-- BEGIN EXTRACTED MATERIAL --

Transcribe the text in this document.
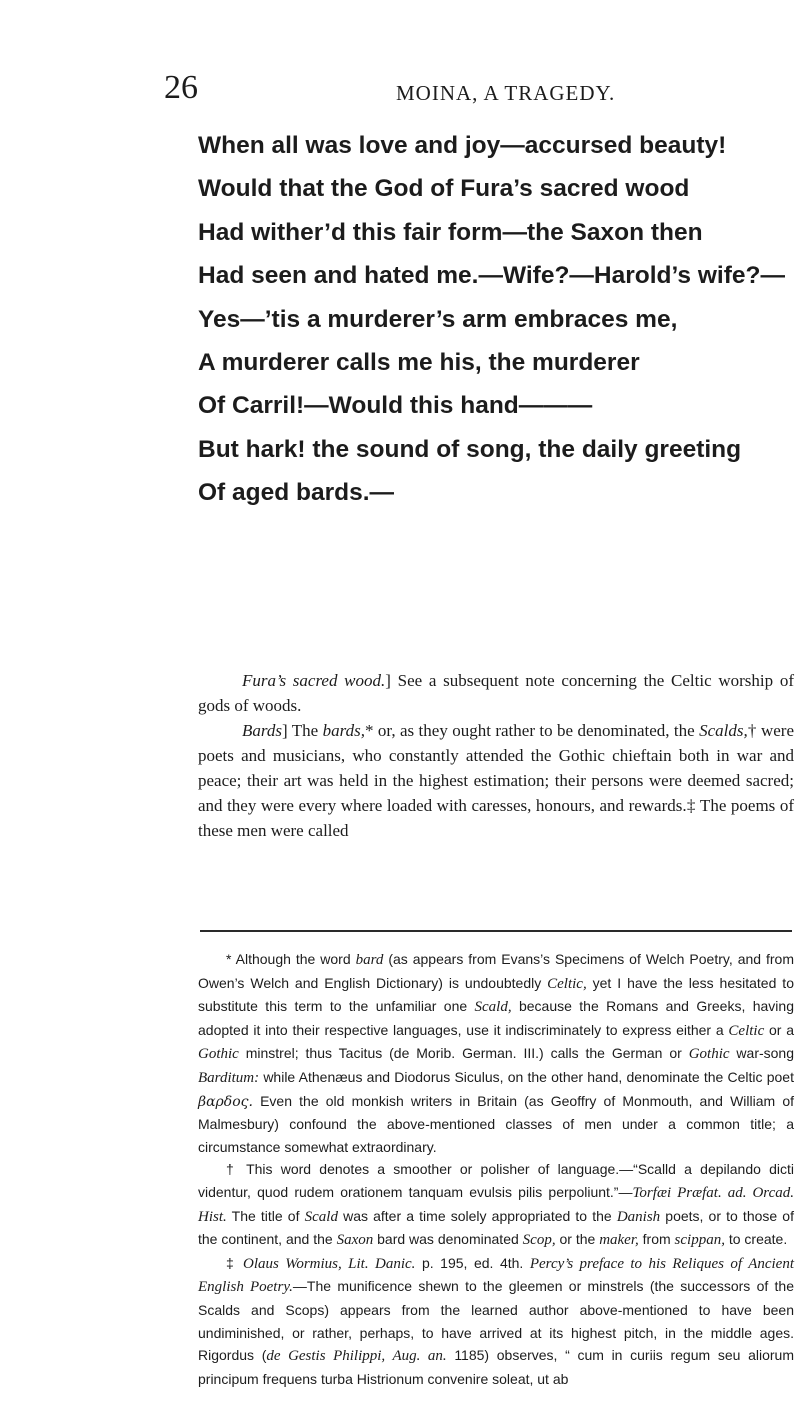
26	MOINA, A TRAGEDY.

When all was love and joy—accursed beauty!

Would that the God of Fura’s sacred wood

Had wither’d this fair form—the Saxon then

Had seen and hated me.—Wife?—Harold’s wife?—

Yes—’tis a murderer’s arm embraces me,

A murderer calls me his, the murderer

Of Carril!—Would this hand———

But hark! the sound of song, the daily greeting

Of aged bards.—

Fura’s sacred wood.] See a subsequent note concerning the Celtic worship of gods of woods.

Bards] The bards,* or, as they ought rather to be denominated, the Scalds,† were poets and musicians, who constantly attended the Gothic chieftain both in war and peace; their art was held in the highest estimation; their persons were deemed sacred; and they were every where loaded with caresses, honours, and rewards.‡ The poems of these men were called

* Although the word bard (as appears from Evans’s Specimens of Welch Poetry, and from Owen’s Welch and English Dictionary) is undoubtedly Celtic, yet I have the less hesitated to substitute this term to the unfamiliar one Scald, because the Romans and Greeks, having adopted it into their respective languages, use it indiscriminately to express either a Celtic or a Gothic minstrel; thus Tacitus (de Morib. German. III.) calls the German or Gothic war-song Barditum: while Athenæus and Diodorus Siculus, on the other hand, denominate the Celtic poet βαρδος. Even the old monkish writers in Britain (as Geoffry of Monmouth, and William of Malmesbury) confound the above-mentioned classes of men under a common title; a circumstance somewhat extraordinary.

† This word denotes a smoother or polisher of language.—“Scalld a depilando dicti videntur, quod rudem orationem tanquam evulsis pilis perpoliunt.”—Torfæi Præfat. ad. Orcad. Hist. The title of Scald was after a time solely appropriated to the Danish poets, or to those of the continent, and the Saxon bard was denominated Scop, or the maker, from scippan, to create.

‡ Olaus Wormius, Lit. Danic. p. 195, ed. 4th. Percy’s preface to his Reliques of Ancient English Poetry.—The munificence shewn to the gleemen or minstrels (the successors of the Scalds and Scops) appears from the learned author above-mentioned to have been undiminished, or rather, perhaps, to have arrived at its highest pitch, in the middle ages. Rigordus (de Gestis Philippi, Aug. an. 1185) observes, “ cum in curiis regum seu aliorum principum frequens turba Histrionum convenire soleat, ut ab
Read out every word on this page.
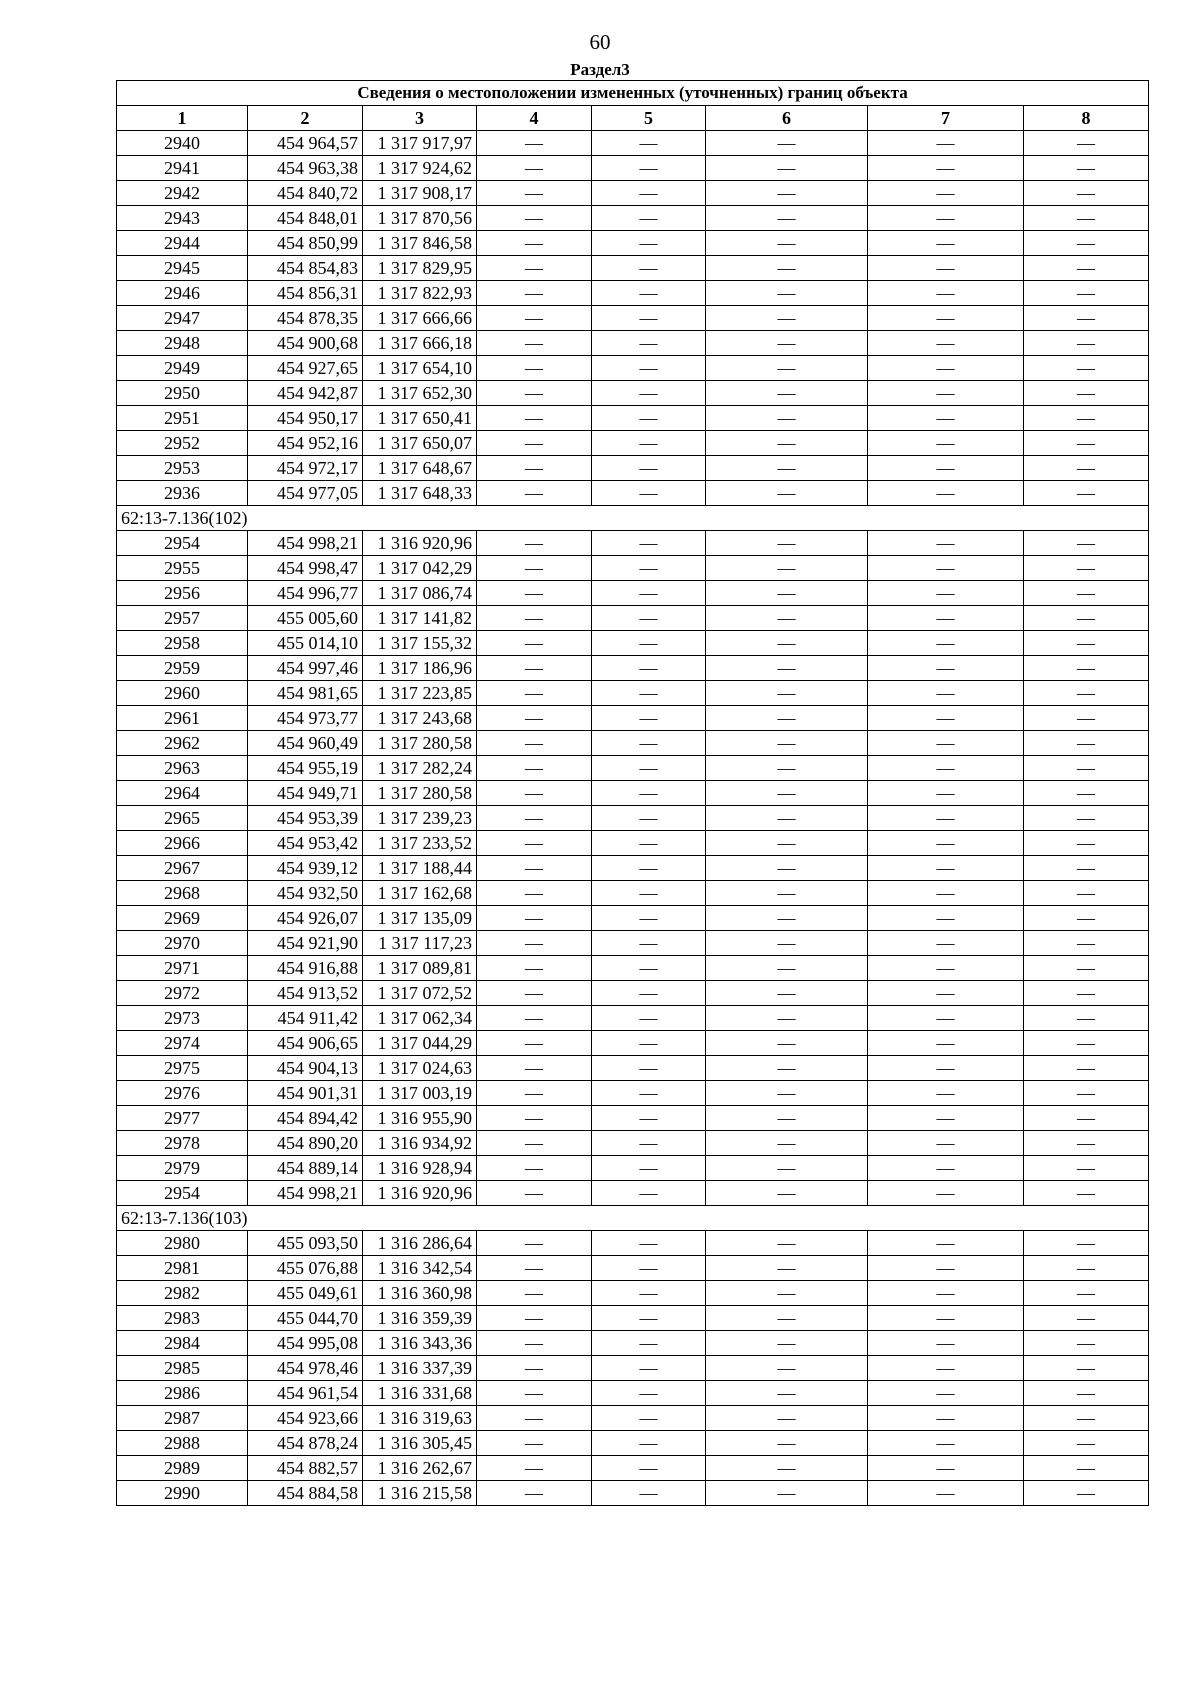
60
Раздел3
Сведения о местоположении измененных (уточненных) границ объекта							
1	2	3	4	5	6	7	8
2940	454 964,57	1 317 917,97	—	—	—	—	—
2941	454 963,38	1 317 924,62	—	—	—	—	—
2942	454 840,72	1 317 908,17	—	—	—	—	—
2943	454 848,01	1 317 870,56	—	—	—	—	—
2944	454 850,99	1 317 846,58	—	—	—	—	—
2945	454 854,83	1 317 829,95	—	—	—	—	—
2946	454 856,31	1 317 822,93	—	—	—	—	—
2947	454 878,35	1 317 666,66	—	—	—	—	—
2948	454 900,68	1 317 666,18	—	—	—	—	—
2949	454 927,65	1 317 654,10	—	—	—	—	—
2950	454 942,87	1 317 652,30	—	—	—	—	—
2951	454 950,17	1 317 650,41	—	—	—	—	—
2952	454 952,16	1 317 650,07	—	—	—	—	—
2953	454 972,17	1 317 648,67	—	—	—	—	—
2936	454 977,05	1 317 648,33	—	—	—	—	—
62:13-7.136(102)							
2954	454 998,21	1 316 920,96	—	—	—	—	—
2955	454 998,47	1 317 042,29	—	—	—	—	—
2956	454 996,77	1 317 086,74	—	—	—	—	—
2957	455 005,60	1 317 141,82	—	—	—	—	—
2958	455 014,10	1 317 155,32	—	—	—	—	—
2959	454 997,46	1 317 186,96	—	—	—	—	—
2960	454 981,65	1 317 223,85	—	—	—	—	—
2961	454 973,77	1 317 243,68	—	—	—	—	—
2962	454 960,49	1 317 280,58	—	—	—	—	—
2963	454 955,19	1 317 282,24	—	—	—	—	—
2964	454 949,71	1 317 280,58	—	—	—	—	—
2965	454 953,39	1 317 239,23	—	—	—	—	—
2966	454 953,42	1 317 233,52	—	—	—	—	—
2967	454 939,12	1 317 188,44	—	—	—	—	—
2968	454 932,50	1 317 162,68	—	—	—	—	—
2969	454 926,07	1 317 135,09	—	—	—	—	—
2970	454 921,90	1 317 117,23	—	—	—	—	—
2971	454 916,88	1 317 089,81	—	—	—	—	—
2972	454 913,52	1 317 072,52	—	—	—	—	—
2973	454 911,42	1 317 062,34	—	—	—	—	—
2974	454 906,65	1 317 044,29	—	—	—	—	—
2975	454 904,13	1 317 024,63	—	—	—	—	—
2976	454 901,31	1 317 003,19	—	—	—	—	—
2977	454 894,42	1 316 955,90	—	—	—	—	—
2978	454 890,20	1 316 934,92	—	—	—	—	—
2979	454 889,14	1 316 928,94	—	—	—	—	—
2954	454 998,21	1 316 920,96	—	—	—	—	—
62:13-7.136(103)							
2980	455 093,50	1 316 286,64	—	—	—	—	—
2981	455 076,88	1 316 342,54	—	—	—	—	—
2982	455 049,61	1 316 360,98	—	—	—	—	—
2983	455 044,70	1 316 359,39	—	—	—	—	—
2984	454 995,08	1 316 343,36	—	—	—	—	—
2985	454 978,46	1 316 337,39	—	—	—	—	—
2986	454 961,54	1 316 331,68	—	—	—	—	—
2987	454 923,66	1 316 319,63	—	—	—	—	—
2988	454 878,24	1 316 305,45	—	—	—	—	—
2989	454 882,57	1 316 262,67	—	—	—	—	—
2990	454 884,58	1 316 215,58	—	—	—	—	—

-- END EXTRACTED MATERIAL --

EXERCISE INSTRUCTIONS
Reproduce the material word for word, minus the images.

RESULT OF THE EXERCISE
Transcribe the text in this document.
26	MOINA, A TRAGEDY.

When all was love and joy—accursed beauty!

Would that the God of Fura’s sacred wood

Had wither’d this fair form—the Saxon then

Had seen and hated me.—Wife?—Harold’s wife?—

Yes—’tis a murderer’s arm embraces me,

A murderer calls me his, the murderer

Of Carril!—Would this hand———

But hark! the sound of song, the daily greeting

Of aged bards.—

Fura’s sacred wood.] See a subsequent note concerning the Celtic worship of gods of woods.

Bards] The bards,* or, as they ought rather to be denominated, the Scalds,† were poets and musicians, who constantly attended the Gothic chieftain both in war and peace; their art was held in the highest estimation; their persons were deemed sacred; and they were every where loaded with caresses, honours, and rewards.‡ The poems of these men were called

* Although the word bard (as appears from Evans’s Specimens of Welch Poetry, and from Owen’s Welch and English Dictionary) is undoubtedly Celtic, yet I have the less hesitated to substitute this term to the unfamiliar one Scald, because the Romans and Greeks, having adopted it into their respective languages, use it indiscriminately to express either a Celtic or a Gothic minstrel; thus Tacitus (de Morib. German. III.) calls the German or Gothic war-song Barditum: while Athenæus and Diodorus Siculus, on the other hand, denominate the Celtic poet βαρδος. Even the old monkish writers in Britain (as Geoffry of Monmouth, and William of Malmesbury) confound the above-mentioned classes of men under a common title; a circumstance somewhat extraordinary.

† This word denotes a smoother or polisher of language.—“Scalld a depilando dicti videntur, quod rudem orationem tanquam evulsis pilis perpoliunt.”—Torfæi Præfat. ad. Orcad. Hist. The title of Scald was after a time solely appropriated to the Danish poets, or to those of the continent, and the Saxon bard was denominated Scop, or the maker, from scippan, to create.

‡ Olaus Wormius, Lit. Danic. p. 195, ed. 4th. Percy’s preface to his Reliques of Ancient English Poetry.—The munificence shewn to the gleemen or minstrels (the successors of the Scalds and Scops) appears from the learned author above-mentioned to have been undiminished, or rather, perhaps, to have arrived at its highest pitch, in the middle ages. Rigordus (de Gestis Philippi, Aug. an. 1185) observes, “ cum in curiis regum seu aliorum principum frequens turba Histrionum convenire soleat, ut ab
Read out every word on this page.
60
Раздел3
Сведения о местоположении измененных (уточненных) границ объекта							
1	2	3	4	5	6	7	8
2940	454 964,57	1 317 917,97	—	—	—	—	—
2941	454 963,38	1 317 924,62	—	—	—	—	—
2942	454 840,72	1 317 908,17	—	—	—	—	—
2943	454 848,01	1 317 870,56	—	—	—	—	—
2944	454 850,99	1 317 846,58	—	—	—	—	—
2945	454 854,83	1 317 829,95	—	—	—	—	—
2946	454 856,31	1 317 822,93	—	—	—	—	—
2947	454 878,35	1 317 666,66	—	—	—	—	—
2948	454 900,68	1 317 666,18	—	—	—	—	—
2949	454 927,65	1 317 654,10	—	—	—	—	—
2950	454 942,87	1 317 652,30	—	—	—	—	—
2951	454 950,17	1 317 650,41	—	—	—	—	—
2952	454 952,16	1 317 650,07	—	—	—	—	—
2953	454 972,17	1 317 648,67	—	—	—	—	—
2936	454 977,05	1 317 648,33	—	—	—	—	—
62:13-7.136(102)							
2954	454 998,21	1 316 920,96	—	—	—	—	—
2955	454 998,47	1 317 042,29	—	—	—	—	—
2956	454 996,77	1 317 086,74	—	—	—	—	—
2957	455 005,60	1 317 141,82	—	—	—	—	—
2958	455 014,10	1 317 155,32	—	—	—	—	—
2959	454 997,46	1 317 186,96	—	—	—	—	—
2960	454 981,65	1 317 223,85	—	—	—	—	—
2961	454 973,77	1 317 243,68	—	—	—	—	—
2962	454 960,49	1 317 280,58	—	—	—	—	—
2963	454 955,19	1 317 282,24	—	—	—	—	—
2964	454 949,71	1 317 280,58	—	—	—	—	—
2965	454 953,39	1 317 239,23	—	—	—	—	—
2966	454 953,42	1 317 233,52	—	—	—	—	—
2967	454 939,12	1 317 188,44	—	—	—	—	—
2968	454 932,50	1 317 162,68	—	—	—	—	—
2969	454 926,07	1 317 135,09	—	—	—	—	—
2970	454 921,90	1 317 117,23	—	—	—	—	—
2971	454 916,88	1 317 089,81	—	—	—	—	—
2972	454 913,52	1 317 072,52	—	—	—	—	—
2973	454 911,42	1 317 062,34	—	—	—	—	—
2974	454 906,65	1 317 044,29	—	—	—	—	—
2975	454 904,13	1 317 024,63	—	—	—	—	—
2976	454 901,31	1 317 003,19	—	—	—	—	—
2977	454 894,42	1 316 955,90	—	—	—	—	—
2978	454 890,20	1 316 934,92	—	—	—	—	—
2979	454 889,14	1 316 928,94	—	—	—	—	—
2954	454 998,21	1 316 920,96	—	—	—	—	—
62:13-7.136(103)							
2980	455 093,50	1 316 286,64	—	—	—	—	—
2981	455 076,88	1 316 342,54	—	—	—	—	—
2982	455 049,61	1 316 360,98	—	—	—	—	—
2983	455 044,70	1 316 359,39	—	—	—	—	—
2984	454 995,08	1 316 343,36	—	—	—	—	—
2985	454 978,46	1 316 337,39	—	—	—	—	—
2986	454 961,54	1 316 331,68	—	—	—	—	—
2987	454 923,66	1 316 319,63	—	—	—	—	—
2988	454 878,24	1 316 305,45	—	—	—	—	—
2989	454 882,57	1 316 262,67	—	—	—	—	—
2990	454 884,58	1 316 215,58	—	—	—	—	—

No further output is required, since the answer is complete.